─── SUPPLIED MATERIAL

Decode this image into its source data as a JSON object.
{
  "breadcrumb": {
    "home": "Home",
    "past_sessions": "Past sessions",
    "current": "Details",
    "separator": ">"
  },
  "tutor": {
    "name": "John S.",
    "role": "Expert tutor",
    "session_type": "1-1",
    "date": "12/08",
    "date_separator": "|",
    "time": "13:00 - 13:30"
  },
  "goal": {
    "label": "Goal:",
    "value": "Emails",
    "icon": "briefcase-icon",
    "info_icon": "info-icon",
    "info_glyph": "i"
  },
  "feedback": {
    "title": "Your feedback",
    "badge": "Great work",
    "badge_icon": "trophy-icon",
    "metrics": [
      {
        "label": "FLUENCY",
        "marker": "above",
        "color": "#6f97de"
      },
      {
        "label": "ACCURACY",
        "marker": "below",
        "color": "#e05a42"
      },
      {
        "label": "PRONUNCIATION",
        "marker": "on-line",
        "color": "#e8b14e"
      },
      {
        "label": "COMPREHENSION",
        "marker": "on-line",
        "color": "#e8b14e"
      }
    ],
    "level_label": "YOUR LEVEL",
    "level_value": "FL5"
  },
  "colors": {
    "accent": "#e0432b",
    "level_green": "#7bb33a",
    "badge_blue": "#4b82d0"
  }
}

──────
─── SUPPLIED MATERIAL

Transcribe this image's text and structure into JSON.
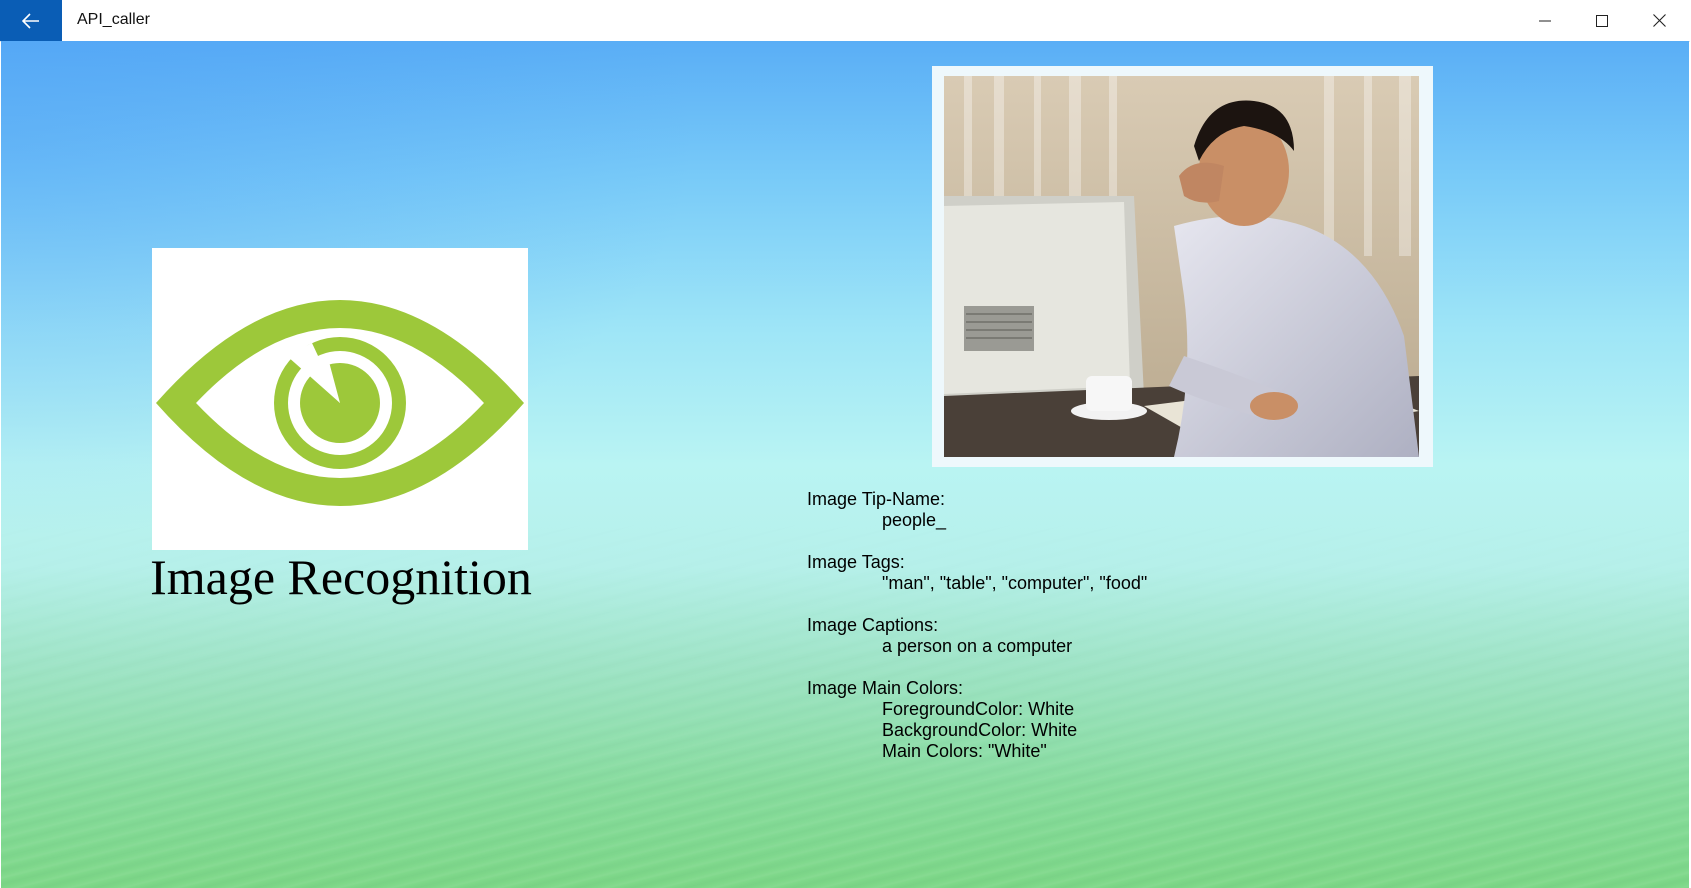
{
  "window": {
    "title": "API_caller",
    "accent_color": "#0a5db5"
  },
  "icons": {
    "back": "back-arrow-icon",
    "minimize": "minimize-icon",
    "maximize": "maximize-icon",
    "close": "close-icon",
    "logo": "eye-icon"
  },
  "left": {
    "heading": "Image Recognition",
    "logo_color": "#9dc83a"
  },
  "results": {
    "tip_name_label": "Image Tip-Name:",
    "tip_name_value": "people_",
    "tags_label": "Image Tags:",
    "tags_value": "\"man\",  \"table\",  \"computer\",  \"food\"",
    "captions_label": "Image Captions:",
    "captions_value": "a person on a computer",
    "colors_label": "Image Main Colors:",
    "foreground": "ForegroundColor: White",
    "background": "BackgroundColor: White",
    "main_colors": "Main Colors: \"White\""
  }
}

──────

* WORK REQUIRED
The lines to collect are those holding the string "computer"; copy them all.

* FULL RESPONSE
    "tags_value": "\"man\",  \"table\",  \"computer\",  \"food\"",
    "captions_value": "a person on a computer",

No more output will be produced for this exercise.